--- What you have to do ---
Look for "SENDAI" in the listing below. Gather each line that contains it.

--- Record list ---
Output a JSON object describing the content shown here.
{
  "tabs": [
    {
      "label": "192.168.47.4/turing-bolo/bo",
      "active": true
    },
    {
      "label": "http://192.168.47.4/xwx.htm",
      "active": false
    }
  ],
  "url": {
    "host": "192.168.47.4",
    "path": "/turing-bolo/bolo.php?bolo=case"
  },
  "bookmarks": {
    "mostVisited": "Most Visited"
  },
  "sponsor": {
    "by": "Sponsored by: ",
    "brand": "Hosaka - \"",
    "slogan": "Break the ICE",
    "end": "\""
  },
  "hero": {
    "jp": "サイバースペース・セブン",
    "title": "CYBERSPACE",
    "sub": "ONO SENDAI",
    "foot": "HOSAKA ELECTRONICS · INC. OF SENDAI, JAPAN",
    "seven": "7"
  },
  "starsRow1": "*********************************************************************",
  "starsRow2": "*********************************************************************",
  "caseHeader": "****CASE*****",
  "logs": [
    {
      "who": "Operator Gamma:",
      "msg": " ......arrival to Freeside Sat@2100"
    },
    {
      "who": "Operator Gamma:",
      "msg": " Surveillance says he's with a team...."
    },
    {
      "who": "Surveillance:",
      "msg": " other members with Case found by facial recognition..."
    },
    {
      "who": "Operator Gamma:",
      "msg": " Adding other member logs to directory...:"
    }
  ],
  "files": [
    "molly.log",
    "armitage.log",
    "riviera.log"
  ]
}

--- Answer to this exercise ---
    "sub": "ONO SENDAI",
    "foot": "HOSAKA ELECTRONICS · INC. OF SENDAI, JAPAN",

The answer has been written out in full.